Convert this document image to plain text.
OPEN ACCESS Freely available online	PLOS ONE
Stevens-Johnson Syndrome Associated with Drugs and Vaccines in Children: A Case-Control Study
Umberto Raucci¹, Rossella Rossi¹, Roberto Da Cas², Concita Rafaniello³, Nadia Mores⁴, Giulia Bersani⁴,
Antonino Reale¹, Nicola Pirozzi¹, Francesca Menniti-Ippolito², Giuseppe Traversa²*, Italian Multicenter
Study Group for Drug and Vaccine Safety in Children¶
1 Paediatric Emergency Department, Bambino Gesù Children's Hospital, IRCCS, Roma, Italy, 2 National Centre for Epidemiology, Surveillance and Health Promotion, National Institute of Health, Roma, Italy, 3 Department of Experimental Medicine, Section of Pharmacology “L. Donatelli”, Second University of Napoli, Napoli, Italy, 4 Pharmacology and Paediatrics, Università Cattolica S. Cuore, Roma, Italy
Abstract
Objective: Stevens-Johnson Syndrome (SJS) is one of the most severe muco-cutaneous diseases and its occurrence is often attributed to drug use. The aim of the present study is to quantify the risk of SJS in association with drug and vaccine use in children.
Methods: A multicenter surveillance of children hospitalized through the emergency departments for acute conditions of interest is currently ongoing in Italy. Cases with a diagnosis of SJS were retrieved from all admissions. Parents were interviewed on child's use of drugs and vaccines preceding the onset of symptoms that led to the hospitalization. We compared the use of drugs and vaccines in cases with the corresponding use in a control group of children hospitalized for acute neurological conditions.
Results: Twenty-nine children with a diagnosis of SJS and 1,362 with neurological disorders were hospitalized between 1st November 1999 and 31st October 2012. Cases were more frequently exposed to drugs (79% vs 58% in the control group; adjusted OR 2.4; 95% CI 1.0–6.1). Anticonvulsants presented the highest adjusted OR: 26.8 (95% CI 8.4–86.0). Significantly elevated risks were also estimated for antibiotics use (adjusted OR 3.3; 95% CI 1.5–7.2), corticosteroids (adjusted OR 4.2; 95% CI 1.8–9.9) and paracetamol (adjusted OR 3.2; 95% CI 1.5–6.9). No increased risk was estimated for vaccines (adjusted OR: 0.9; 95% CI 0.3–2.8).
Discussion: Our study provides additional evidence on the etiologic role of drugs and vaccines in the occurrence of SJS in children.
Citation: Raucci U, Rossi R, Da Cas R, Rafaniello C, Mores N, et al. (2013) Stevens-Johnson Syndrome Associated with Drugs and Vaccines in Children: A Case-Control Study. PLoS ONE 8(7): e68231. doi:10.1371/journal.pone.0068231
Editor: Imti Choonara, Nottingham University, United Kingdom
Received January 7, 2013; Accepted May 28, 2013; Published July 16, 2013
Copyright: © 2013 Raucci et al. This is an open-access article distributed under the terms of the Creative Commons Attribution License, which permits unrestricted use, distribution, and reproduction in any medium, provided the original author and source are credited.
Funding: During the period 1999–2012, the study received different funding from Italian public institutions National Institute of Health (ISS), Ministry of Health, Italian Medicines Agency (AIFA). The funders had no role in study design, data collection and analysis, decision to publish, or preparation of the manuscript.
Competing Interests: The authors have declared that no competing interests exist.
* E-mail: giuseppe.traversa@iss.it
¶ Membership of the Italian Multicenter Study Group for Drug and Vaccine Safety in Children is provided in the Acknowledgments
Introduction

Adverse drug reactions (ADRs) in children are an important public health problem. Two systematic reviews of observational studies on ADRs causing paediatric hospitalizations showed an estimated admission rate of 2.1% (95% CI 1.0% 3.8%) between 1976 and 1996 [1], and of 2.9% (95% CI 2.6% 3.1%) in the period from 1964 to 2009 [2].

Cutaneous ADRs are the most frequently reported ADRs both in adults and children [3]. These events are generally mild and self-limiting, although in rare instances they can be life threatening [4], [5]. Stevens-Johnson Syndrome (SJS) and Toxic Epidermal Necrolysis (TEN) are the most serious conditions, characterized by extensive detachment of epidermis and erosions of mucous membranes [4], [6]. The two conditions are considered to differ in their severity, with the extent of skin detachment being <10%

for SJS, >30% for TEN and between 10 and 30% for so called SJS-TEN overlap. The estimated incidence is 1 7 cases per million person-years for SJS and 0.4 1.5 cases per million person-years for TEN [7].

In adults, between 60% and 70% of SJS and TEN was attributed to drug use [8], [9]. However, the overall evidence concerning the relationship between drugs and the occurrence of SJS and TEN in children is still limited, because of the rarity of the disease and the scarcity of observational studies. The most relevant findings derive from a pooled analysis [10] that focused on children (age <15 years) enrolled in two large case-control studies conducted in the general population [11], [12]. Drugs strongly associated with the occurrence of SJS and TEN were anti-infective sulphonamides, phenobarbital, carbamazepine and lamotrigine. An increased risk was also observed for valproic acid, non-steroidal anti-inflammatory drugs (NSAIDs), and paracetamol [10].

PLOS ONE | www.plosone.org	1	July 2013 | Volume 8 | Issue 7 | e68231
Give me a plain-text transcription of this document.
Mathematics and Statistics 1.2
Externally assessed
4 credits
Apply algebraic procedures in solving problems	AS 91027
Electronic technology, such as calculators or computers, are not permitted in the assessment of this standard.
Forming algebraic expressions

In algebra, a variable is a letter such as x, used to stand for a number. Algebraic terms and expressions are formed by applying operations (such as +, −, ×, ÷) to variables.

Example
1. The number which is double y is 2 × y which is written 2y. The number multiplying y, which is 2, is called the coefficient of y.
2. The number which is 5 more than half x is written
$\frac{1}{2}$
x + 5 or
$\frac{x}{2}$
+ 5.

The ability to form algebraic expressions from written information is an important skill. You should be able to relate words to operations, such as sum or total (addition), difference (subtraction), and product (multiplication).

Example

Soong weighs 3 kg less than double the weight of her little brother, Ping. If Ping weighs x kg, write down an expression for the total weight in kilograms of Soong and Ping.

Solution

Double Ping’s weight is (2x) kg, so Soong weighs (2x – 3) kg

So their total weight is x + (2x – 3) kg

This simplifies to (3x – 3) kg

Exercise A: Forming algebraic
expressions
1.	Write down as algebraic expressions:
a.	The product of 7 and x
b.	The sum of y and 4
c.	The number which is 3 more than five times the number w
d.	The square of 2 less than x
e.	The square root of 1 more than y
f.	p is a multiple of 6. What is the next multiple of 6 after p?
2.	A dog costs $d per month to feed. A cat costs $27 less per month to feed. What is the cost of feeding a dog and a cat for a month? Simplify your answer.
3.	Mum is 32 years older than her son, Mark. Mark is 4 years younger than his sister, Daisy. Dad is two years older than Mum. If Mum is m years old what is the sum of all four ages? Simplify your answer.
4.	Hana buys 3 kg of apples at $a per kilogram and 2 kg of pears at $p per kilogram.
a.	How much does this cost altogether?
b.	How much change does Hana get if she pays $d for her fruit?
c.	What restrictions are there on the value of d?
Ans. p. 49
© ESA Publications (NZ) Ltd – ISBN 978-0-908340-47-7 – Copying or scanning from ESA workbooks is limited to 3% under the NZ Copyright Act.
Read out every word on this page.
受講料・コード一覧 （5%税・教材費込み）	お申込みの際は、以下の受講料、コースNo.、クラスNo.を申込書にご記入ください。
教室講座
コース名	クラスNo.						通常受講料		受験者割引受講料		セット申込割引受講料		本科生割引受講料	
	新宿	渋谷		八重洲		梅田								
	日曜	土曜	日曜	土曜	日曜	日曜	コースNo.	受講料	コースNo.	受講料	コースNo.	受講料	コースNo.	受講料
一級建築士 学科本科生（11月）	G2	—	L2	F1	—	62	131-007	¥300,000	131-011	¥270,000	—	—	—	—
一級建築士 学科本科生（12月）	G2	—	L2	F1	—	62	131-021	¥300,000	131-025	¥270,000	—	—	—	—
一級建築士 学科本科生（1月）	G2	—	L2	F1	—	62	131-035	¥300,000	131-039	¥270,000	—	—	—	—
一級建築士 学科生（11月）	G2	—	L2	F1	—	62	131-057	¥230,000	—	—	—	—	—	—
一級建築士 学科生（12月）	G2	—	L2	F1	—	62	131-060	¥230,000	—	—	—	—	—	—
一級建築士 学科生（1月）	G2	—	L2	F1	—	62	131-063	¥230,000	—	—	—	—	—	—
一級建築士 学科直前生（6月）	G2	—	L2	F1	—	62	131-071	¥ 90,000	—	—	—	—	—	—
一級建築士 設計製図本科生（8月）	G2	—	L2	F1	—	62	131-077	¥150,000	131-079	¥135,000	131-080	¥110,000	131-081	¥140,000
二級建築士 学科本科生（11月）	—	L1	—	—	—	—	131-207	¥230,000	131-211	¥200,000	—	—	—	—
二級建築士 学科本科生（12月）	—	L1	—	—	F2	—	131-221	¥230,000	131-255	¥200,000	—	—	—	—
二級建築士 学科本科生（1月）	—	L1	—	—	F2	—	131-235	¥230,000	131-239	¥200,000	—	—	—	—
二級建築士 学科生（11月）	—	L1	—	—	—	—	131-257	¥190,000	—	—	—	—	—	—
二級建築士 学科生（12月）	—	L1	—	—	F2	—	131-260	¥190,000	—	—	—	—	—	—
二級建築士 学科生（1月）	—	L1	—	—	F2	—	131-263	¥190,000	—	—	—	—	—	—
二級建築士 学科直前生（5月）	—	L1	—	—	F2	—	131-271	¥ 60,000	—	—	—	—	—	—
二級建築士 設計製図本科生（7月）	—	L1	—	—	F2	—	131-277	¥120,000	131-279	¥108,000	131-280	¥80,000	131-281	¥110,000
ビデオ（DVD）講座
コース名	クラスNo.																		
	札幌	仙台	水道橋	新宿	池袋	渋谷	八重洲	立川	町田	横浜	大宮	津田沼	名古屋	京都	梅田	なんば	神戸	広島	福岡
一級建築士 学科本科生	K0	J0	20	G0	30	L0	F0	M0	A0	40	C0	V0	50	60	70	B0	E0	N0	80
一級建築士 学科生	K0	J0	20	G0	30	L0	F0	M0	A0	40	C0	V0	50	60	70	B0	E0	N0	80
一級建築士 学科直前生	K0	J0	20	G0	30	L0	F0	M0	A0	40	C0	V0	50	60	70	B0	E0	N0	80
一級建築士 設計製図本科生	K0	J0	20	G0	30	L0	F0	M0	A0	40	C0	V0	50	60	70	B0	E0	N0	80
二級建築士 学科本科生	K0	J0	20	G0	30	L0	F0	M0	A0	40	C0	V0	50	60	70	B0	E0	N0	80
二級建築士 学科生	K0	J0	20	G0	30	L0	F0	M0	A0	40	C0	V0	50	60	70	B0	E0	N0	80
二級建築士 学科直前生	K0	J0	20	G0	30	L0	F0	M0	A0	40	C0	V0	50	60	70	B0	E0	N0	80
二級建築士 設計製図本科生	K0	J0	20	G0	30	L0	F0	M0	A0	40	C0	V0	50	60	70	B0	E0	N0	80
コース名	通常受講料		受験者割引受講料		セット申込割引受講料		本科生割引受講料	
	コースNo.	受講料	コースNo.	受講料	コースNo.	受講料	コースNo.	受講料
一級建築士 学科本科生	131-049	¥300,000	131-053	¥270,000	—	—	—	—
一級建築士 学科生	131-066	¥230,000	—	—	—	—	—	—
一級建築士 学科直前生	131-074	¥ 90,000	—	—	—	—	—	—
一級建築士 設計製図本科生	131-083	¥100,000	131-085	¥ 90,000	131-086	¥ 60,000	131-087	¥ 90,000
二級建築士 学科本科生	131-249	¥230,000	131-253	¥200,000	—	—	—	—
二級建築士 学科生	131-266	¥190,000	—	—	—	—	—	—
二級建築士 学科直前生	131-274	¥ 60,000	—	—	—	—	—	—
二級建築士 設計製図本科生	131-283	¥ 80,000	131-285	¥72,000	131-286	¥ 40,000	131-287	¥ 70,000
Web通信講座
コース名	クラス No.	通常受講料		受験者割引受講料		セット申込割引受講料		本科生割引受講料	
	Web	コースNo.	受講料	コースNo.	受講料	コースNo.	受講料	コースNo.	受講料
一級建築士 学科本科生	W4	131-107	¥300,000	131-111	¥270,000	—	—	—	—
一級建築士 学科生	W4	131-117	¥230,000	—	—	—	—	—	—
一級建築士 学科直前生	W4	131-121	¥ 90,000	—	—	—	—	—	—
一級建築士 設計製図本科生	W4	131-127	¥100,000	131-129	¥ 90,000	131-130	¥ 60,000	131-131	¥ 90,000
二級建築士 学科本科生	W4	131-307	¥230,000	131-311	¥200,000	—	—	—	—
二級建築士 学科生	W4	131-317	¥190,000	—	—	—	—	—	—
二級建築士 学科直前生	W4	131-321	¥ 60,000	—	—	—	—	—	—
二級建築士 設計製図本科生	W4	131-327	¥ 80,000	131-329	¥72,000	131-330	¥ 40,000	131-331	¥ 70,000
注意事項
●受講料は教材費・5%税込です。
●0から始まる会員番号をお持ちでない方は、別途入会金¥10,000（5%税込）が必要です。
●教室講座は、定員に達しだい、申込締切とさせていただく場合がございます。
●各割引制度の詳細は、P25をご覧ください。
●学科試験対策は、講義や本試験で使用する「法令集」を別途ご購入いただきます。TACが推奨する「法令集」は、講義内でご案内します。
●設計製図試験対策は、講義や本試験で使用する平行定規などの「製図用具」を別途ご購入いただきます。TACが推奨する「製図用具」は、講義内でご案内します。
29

-------

- **EXERCISE PROMPT**
From the data above, copy each line that holds "down".

- **CORRECT RESULT**
Soong weighs 3 kg less than double the weight of her little brother, Ping. If Ping weighs x kg, write down an expression for the total weight in kilograms of Soong and Ping.
1.	Write down as algebraic expressions:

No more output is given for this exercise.